═══ EXERCISE MATERIALS ═══
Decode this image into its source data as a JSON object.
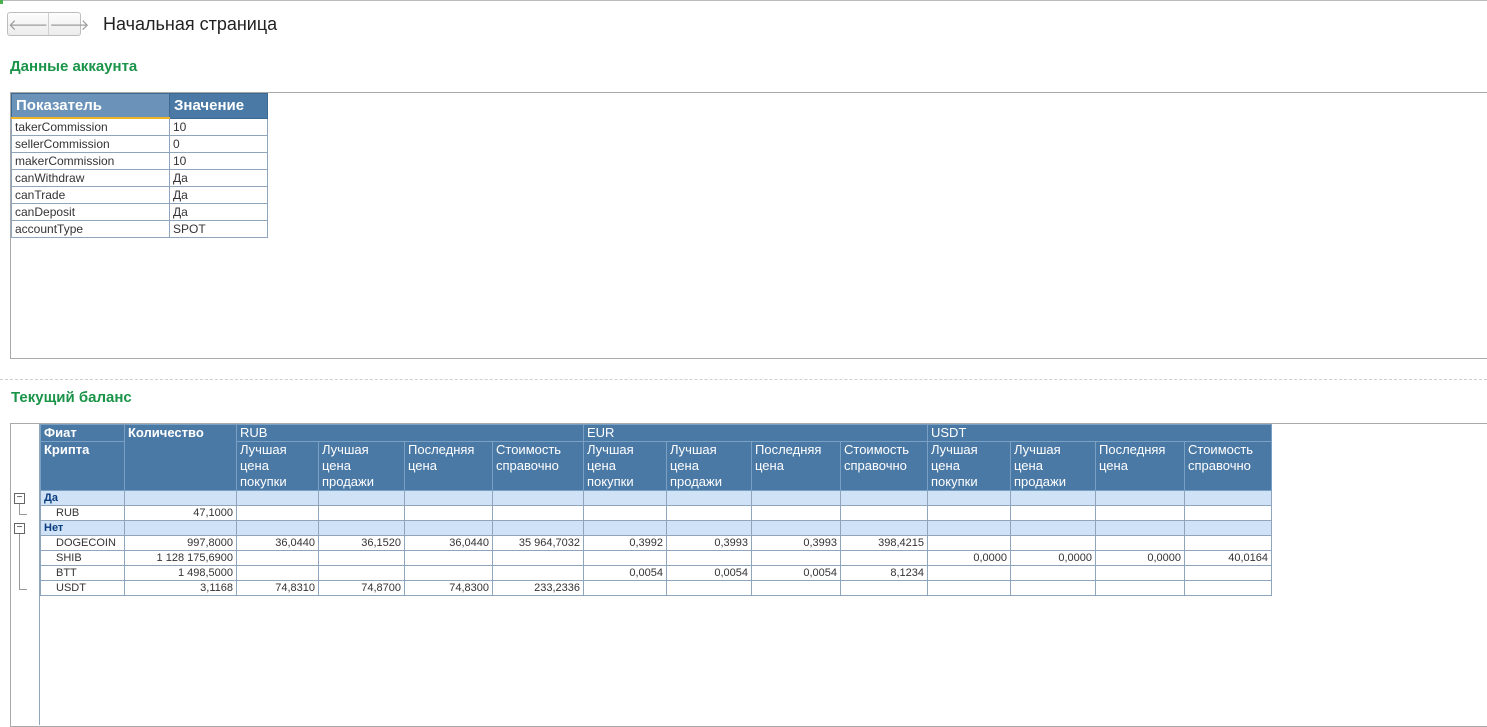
{
  "page": {
    "title": "Начальная страница"
  },
  "nav": {
    "back_icon": "arrow-left-icon",
    "forward_icon": "arrow-right-icon",
    "back_glyph": "🡐",
    "forward_glyph": "🡒"
  },
  "account": {
    "section_title": "Данные аккаунта",
    "headers": [
      "Показатель",
      "Значение"
    ],
    "rows": [
      {
        "name": "takerCommission",
        "value": "10"
      },
      {
        "name": "sellerCommission",
        "value": "0"
      },
      {
        "name": "makerCommission",
        "value": "10"
      },
      {
        "name": "canWithdraw",
        "value": "Да"
      },
      {
        "name": "canTrade",
        "value": "Да"
      },
      {
        "name": "canDeposit",
        "value": "Да"
      },
      {
        "name": "accountType",
        "value": "SPOT"
      }
    ]
  },
  "balance": {
    "section_title": "Текущий баланс",
    "header": {
      "fiat": "Фиат",
      "crypto": "Крипта",
      "qty": "Количество",
      "currencies": [
        "RUB",
        "EUR",
        "USDT"
      ],
      "subcols": [
        "Лучшая цена покупки",
        "Лучшая цена продажи",
        "Последняя цена",
        "Стоимость справочно"
      ]
    },
    "toggle_glyph": "−",
    "groups": [
      {
        "label": "Да",
        "rows": [
          {
            "name": "RUB",
            "qty": "47,1000",
            "vals": [
              "",
              "",
              "",
              "",
              "",
              "",
              "",
              "",
              "",
              "",
              "",
              ""
            ]
          }
        ]
      },
      {
        "label": "Нет",
        "rows": [
          {
            "name": "DOGECOIN",
            "qty": "997,8000",
            "vals": [
              "36,0440",
              "36,1520",
              "36,0440",
              "35 964,7032",
              "0,3992",
              "0,3993",
              "0,3993",
              "398,4215",
              "",
              "",
              "",
              ""
            ]
          },
          {
            "name": "SHIB",
            "qty": "1 128 175,6900",
            "vals": [
              "",
              "",
              "",
              "",
              "",
              "",
              "",
              "",
              "0,0000",
              "0,0000",
              "0,0000",
              "40,0164"
            ]
          },
          {
            "name": "BTT",
            "qty": "1 498,5000",
            "vals": [
              "",
              "",
              "",
              "",
              "0,0054",
              "0,0054",
              "0,0054",
              "8,1234",
              "",
              "",
              "",
              ""
            ]
          },
          {
            "name": "USDT",
            "qty": "3,1168",
            "vals": [
              "74,8310",
              "74,8700",
              "74,8300",
              "233,2336",
              "",
              "",
              "",
              "",
              "",
              "",
              "",
              ""
            ]
          }
        ]
      }
    ]
  }
}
═══
EXERCISE OBJECTIVE: Tell how many lines of the material above hold "arrow", answering with a bare number.

TASK OUTPUT: 2